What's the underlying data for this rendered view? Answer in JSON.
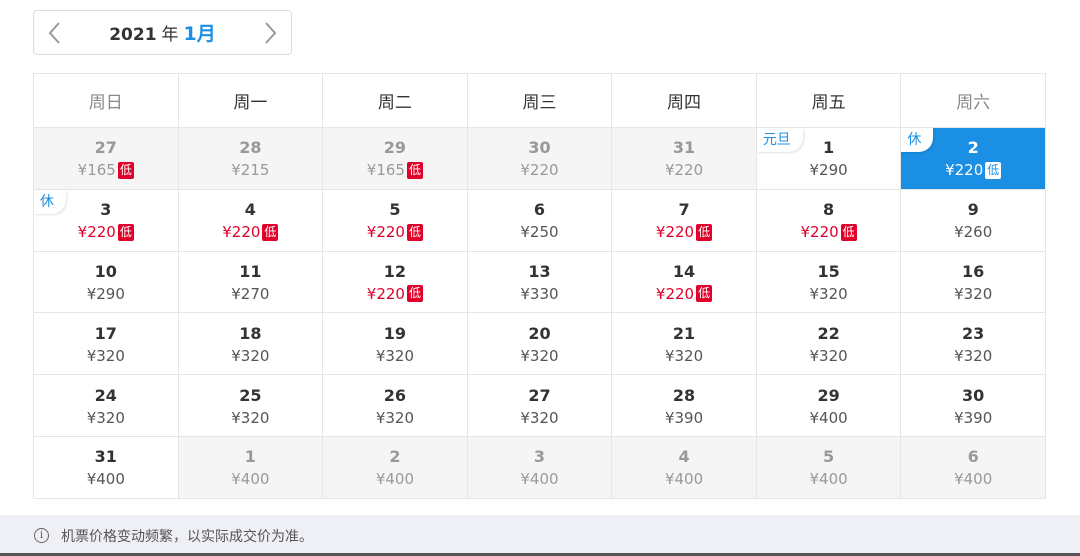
{
  "header": {
    "year": "2021",
    "year_suffix": "年",
    "month": "1月",
    "prev_icon": "chevron-left-icon",
    "next_icon": "chevron-right-icon"
  },
  "weekdays": [
    "周日",
    "周一",
    "周二",
    "周三",
    "周四",
    "周五",
    "周六"
  ],
  "low_label": "低",
  "accent_color": "#1a8fe3",
  "low_color": "#e0002a",
  "weeks": [
    [
      {
        "day": "27",
        "price": "¥165",
        "low": true,
        "other": true
      },
      {
        "day": "28",
        "price": "¥215",
        "other": true
      },
      {
        "day": "29",
        "price": "¥165",
        "low": true,
        "other": true
      },
      {
        "day": "30",
        "price": "¥220",
        "other": true
      },
      {
        "day": "31",
        "price": "¥220",
        "other": true
      },
      {
        "day": "1",
        "price": "¥290",
        "tag": "元旦"
      },
      {
        "day": "2",
        "price": "¥220",
        "low": true,
        "tag": "休",
        "selected": true
      }
    ],
    [
      {
        "day": "3",
        "price": "¥220",
        "low": true,
        "tag": "休"
      },
      {
        "day": "4",
        "price": "¥220",
        "low": true
      },
      {
        "day": "5",
        "price": "¥220",
        "low": true
      },
      {
        "day": "6",
        "price": "¥250"
      },
      {
        "day": "7",
        "price": "¥220",
        "low": true
      },
      {
        "day": "8",
        "price": "¥220",
        "low": true
      },
      {
        "day": "9",
        "price": "¥260"
      }
    ],
    [
      {
        "day": "10",
        "price": "¥290"
      },
      {
        "day": "11",
        "price": "¥270"
      },
      {
        "day": "12",
        "price": "¥220",
        "low": true
      },
      {
        "day": "13",
        "price": "¥330"
      },
      {
        "day": "14",
        "price": "¥220",
        "low": true
      },
      {
        "day": "15",
        "price": "¥320"
      },
      {
        "day": "16",
        "price": "¥320"
      }
    ],
    [
      {
        "day": "17",
        "price": "¥320"
      },
      {
        "day": "18",
        "price": "¥320"
      },
      {
        "day": "19",
        "price": "¥320"
      },
      {
        "day": "20",
        "price": "¥320"
      },
      {
        "day": "21",
        "price": "¥320"
      },
      {
        "day": "22",
        "price": "¥320"
      },
      {
        "day": "23",
        "price": "¥320"
      }
    ],
    [
      {
        "day": "24",
        "price": "¥320"
      },
      {
        "day": "25",
        "price": "¥320"
      },
      {
        "day": "26",
        "price": "¥320"
      },
      {
        "day": "27",
        "price": "¥320"
      },
      {
        "day": "28",
        "price": "¥390"
      },
      {
        "day": "29",
        "price": "¥400"
      },
      {
        "day": "30",
        "price": "¥390"
      }
    ],
    [
      {
        "day": "31",
        "price": "¥400"
      },
      {
        "day": "1",
        "price": "¥400",
        "other": true
      },
      {
        "day": "2",
        "price": "¥400",
        "other": true
      },
      {
        "day": "3",
        "price": "¥400",
        "other": true
      },
      {
        "day": "4",
        "price": "¥400",
        "other": true
      },
      {
        "day": "5",
        "price": "¥400",
        "other": true
      },
      {
        "day": "6",
        "price": "¥400",
        "other": true
      }
    ]
  ],
  "footer": {
    "icon": "info-icon",
    "icon_glyph": "i",
    "text": "机票价格变动频繁，以实际成交价为准。"
  }
}
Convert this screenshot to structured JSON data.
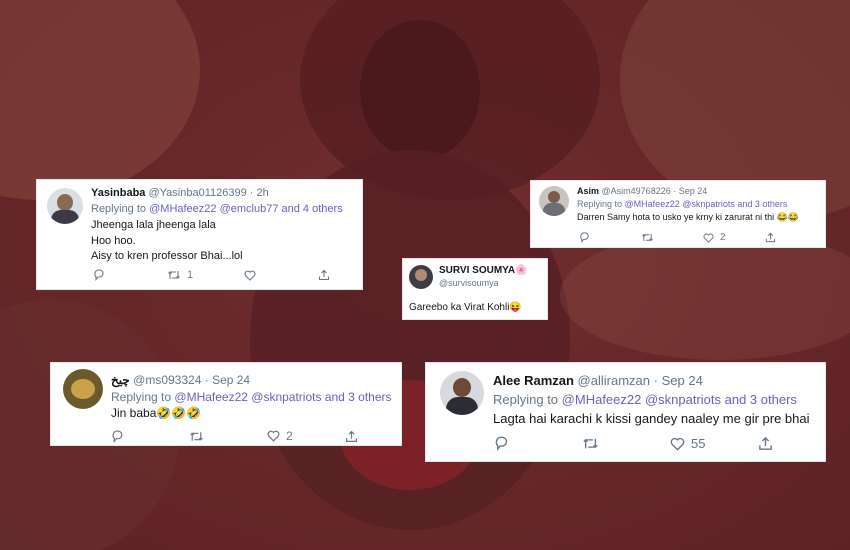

### Given task:
Give every record back exactly as it reads, with no images.

### Solution to this task:
What's the underlying data for this rendered view? Answer in JSON.
{
  "header": {
    "year": "2021",
    "year_suffix": "年",
    "month": "1月",
    "prev_icon": "chevron-left-icon",
    "next_icon": "chevron-right-icon"
  },
  "weekdays": [
    "周日",
    "周一",
    "周二",
    "周三",
    "周四",
    "周五",
    "周六"
  ],
  "low_label": "低",
  "accent_color": "#1a8fe3",
  "low_color": "#e0002a",
  "weeks": [
    [
      {
        "day": "27",
        "price": "¥165",
        "low": true,
        "other": true
      },
      {
        "day": "28",
        "price": "¥215",
        "other": true
      },
      {
        "day": "29",
        "price": "¥165",
        "low": true,
        "other": true
      },
      {
        "day": "30",
        "price": "¥220",
        "other": true
      },
      {
        "day": "31",
        "price": "¥220",
        "other": true
      },
      {
        "day": "1",
        "price": "¥290",
        "tag": "元旦"
      },
      {
        "day": "2",
        "price": "¥220",
        "low": true,
        "tag": "休",
        "selected": true
      }
    ],
    [
      {
        "day": "3",
        "price": "¥220",
        "low": true,
        "tag": "休"
      },
      {
        "day": "4",
        "price": "¥220",
        "low": true
      },
      {
        "day": "5",
        "price": "¥220",
        "low": true
      },
      {
        "day": "6",
        "price": "¥250"
      },
      {
        "day": "7",
        "price": "¥220",
        "low": true
      },
      {
        "day": "8",
        "price": "¥220",
        "low": true
      },
      {
        "day": "9",
        "price": "¥260"
      }
    ],
    [
      {
        "day": "10",
        "price": "¥290"
      },
      {
        "day": "11",
        "price": "¥270"
      },
      {
        "day": "12",
        "price": "¥220",
        "low": true
      },
      {
        "day": "13",
        "price": "¥330"
      },
      {
        "day": "14",
        "price": "¥220",
        "low": true
      },
      {
        "day": "15",
        "price": "¥320"
      },
      {
        "day": "16",
        "price": "¥320"
      }
    ],
    [
      {
        "day": "17",
        "price": "¥320"
      },
      {
        "day": "18",
        "price": "¥320"
      },
      {
        "day": "19",
        "price": "¥320"
      },
      {
        "day": "20",
        "price": "¥320"
      },
      {
        "day": "21",
        "price": "¥320"
      },
      {
        "day": "22",
        "price": "¥320"
      },
      {
        "day": "23",
        "price": "¥320"
      }
    ],
    [
      {
        "day": "24",
        "price": "¥320"
      },
      {
        "day": "25",
        "price": "¥320"
      },
      {
        "day": "26",
        "price": "¥320"
      },
      {
        "day": "27",
        "price": "¥320"
      },
      {
        "day": "28",
        "price": "¥390"
      },
      {
        "day": "29",
        "price": "¥400"
      },
      {
        "day": "30",
        "price": "¥390"
      }
    ],
    [
      {
        "day": "31",
        "price": "¥400"
      },
      {
        "day": "1",
        "price": "¥400",
        "other": true
      },
      {
        "day": "2",
        "price": "¥400",
        "other": true
      },
      {
        "day": "3",
        "price": "¥400",
        "other": true
      },
      {
        "day": "4",
        "price": "¥400",
        "other": true
      },
      {
        "day": "5",
        "price": "¥400",
        "other": true
      },
      {
        "day": "6",
        "price": "¥400",
        "other": true
      }
    ]
  ],
  "footer": {
    "icon": "info-icon",
    "icon_glyph": "i",
    "text": "机票价格变动频繁，以实际成交价为准。"
  }
}
Convert this screenshot to structured JSON data.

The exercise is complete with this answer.